- _Directive_:
All records below must be retyped exactly.

- _Raw data_:

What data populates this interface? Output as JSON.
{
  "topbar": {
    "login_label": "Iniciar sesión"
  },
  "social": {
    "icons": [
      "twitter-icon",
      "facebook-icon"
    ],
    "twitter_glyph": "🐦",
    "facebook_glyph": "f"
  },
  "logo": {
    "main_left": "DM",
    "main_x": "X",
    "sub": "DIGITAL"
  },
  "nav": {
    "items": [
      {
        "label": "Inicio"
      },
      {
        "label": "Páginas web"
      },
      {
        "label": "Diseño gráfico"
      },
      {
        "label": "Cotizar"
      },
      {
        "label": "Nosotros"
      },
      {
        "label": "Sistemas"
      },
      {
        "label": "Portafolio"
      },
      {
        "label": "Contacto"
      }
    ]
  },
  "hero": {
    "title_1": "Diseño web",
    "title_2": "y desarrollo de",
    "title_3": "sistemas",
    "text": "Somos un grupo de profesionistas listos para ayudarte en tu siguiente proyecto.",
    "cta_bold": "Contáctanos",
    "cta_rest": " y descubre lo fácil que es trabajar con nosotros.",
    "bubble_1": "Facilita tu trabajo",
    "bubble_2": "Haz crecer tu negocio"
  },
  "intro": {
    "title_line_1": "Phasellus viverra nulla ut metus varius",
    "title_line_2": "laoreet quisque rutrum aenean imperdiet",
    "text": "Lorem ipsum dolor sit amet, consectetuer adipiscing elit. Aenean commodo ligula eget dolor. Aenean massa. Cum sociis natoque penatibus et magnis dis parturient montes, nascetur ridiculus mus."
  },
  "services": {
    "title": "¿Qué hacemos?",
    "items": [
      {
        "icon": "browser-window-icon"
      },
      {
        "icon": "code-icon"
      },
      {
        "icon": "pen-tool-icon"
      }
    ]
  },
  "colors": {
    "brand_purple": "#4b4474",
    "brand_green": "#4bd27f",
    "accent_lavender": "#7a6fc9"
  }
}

- _Final result_:
What data populates this interface? Output as JSON.
{
  "topbar": {
    "login_label": "Iniciar sesión"
  },
  "social": {
    "icons": [
      "twitter-icon",
      "facebook-icon"
    ],
    "twitter_glyph": "🐦",
    "facebook_glyph": "f"
  },
  "logo": {
    "main_left": "DM",
    "main_x": "X",
    "sub": "DIGITAL"
  },
  "nav": {
    "items": [
      {
        "label": "Inicio"
      },
      {
        "label": "Páginas web"
      },
      {
        "label": "Diseño gráfico"
      },
      {
        "label": "Cotizar"
      },
      {
        "label": "Nosotros"
      },
      {
        "label": "Sistemas"
      },
      {
        "label": "Portafolio"
      },
      {
        "label": "Contacto"
      }
    ]
  },
  "hero": {
    "title_1": "Diseño web",
    "title_2": "y desarrollo de",
    "title_3": "sistemas",
    "text": "Somos un grupo de profesionistas listos para ayudarte en tu siguiente proyecto.",
    "cta_bold": "Contáctanos",
    "cta_rest": " y descubre lo fácil que es trabajar con nosotros.",
    "bubble_1": "Facilita tu trabajo",
    "bubble_2": "Haz crecer tu negocio"
  },
  "intro": {
    "title_line_1": "Phasellus viverra nulla ut metus varius",
    "title_line_2": "laoreet quisque rutrum aenean imperdiet",
    "text": "Lorem ipsum dolor sit amet, consectetuer adipiscing elit. Aenean commodo ligula eget dolor. Aenean massa. Cum sociis natoque penatibus et magnis dis parturient montes, nascetur ridiculus mus."
  },
  "services": {
    "title": "¿Qué hacemos?",
    "items": [
      {
        "icon": "browser-window-icon"
      },
      {
        "icon": "code-icon"
      },
      {
        "icon": "pen-tool-icon"
      }
    ]
  },
  "colors": {
    "brand_purple": "#4b4474",
    "brand_green": "#4bd27f",
    "accent_lavender": "#7a6fc9"
  }
}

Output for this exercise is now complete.